# Records supplied
━━━━━━━━━━━━━━━━━━━━━━━━━━━━━━

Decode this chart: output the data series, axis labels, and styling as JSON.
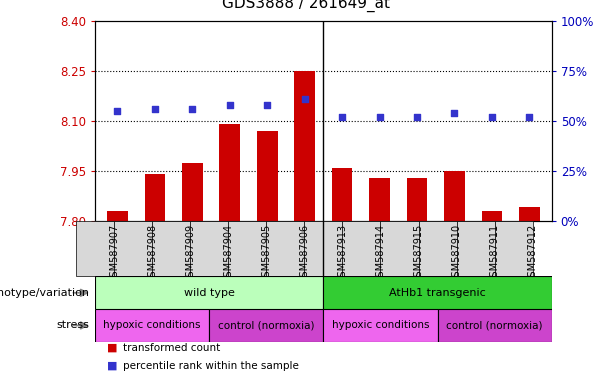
{
  "title": "GDS3888 / 261649_at",
  "samples": [
    "GSM587907",
    "GSM587908",
    "GSM587909",
    "GSM587904",
    "GSM587905",
    "GSM587906",
    "GSM587913",
    "GSM587914",
    "GSM587915",
    "GSM587910",
    "GSM587911",
    "GSM587912"
  ],
  "bar_values": [
    7.83,
    7.94,
    7.975,
    8.09,
    8.07,
    8.25,
    7.96,
    7.93,
    7.93,
    7.95,
    7.83,
    7.84
  ],
  "percentile_values": [
    55,
    56,
    56,
    58,
    58,
    61,
    52,
    52,
    52,
    54,
    52,
    52
  ],
  "bar_bottom": 7.8,
  "ylim_left": [
    7.8,
    8.4
  ],
  "ylim_right": [
    0,
    100
  ],
  "yticks_left": [
    7.8,
    7.95,
    8.1,
    8.25,
    8.4
  ],
  "yticks_right": [
    0,
    25,
    50,
    75,
    100
  ],
  "hlines": [
    7.95,
    8.1,
    8.25
  ],
  "bar_color": "#cc0000",
  "percentile_color": "#3333cc",
  "plot_bg_color": "#ffffff",
  "xtick_bg_color": "#d8d8d8",
  "genotype_groups": [
    {
      "label": "wild type",
      "start": 0,
      "end": 6,
      "color": "#bbffbb"
    },
    {
      "label": "AtHb1 transgenic",
      "start": 6,
      "end": 12,
      "color": "#33cc33"
    }
  ],
  "stress_groups": [
    {
      "label": "hypoxic conditions",
      "start": 0,
      "end": 3,
      "color": "#ee66ee"
    },
    {
      "label": "control (normoxia)",
      "start": 3,
      "end": 6,
      "color": "#cc44cc"
    },
    {
      "label": "hypoxic conditions",
      "start": 6,
      "end": 9,
      "color": "#ee66ee"
    },
    {
      "label": "control (normoxia)",
      "start": 9,
      "end": 12,
      "color": "#cc44cc"
    }
  ],
  "legend_items": [
    {
      "label": "transformed count",
      "color": "#cc0000"
    },
    {
      "label": "percentile rank within the sample",
      "color": "#3333cc"
    }
  ],
  "tick_color_left": "#cc0000",
  "tick_color_right": "#0000bb",
  "genotype_label": "genotype/variation",
  "stress_label": "stress",
  "title_fontsize": 11,
  "tick_fontsize": 8.5,
  "sample_fontsize": 7,
  "label_fontsize": 8,
  "row_label_fontsize": 8,
  "row_text_fontsize": 8
}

━━━━━━━━━━━━━━━━━━━━━━━━━━━━━━

# Written task
Without the pictures, reproduce every line of the records above exactly.

# Result
Decode this chart: output the data series, axis labels, and styling as JSON.
{
  "title": "GDS3888 / 261649_at",
  "samples": [
    "GSM587907",
    "GSM587908",
    "GSM587909",
    "GSM587904",
    "GSM587905",
    "GSM587906",
    "GSM587913",
    "GSM587914",
    "GSM587915",
    "GSM587910",
    "GSM587911",
    "GSM587912"
  ],
  "bar_values": [
    7.83,
    7.94,
    7.975,
    8.09,
    8.07,
    8.25,
    7.96,
    7.93,
    7.93,
    7.95,
    7.83,
    7.84
  ],
  "percentile_values": [
    55,
    56,
    56,
    58,
    58,
    61,
    52,
    52,
    52,
    54,
    52,
    52
  ],
  "bar_bottom": 7.8,
  "ylim_left": [
    7.8,
    8.4
  ],
  "ylim_right": [
    0,
    100
  ],
  "yticks_left": [
    7.8,
    7.95,
    8.1,
    8.25,
    8.4
  ],
  "yticks_right": [
    0,
    25,
    50,
    75,
    100
  ],
  "hlines": [
    7.95,
    8.1,
    8.25
  ],
  "bar_color": "#cc0000",
  "percentile_color": "#3333cc",
  "plot_bg_color": "#ffffff",
  "xtick_bg_color": "#d8d8d8",
  "genotype_groups": [
    {
      "label": "wild type",
      "start": 0,
      "end": 6,
      "color": "#bbffbb"
    },
    {
      "label": "AtHb1 transgenic",
      "start": 6,
      "end": 12,
      "color": "#33cc33"
    }
  ],
  "stress_groups": [
    {
      "label": "hypoxic conditions",
      "start": 0,
      "end": 3,
      "color": "#ee66ee"
    },
    {
      "label": "control (normoxia)",
      "start": 3,
      "end": 6,
      "color": "#cc44cc"
    },
    {
      "label": "hypoxic conditions",
      "start": 6,
      "end": 9,
      "color": "#ee66ee"
    },
    {
      "label": "control (normoxia)",
      "start": 9,
      "end": 12,
      "color": "#cc44cc"
    }
  ],
  "legend_items": [
    {
      "label": "transformed count",
      "color": "#cc0000"
    },
    {
      "label": "percentile rank within the sample",
      "color": "#3333cc"
    }
  ],
  "tick_color_left": "#cc0000",
  "tick_color_right": "#0000bb",
  "genotype_label": "genotype/variation",
  "stress_label": "stress",
  "title_fontsize": 11,
  "tick_fontsize": 8.5,
  "sample_fontsize": 7,
  "label_fontsize": 8,
  "row_label_fontsize": 8,
  "row_text_fontsize": 8
}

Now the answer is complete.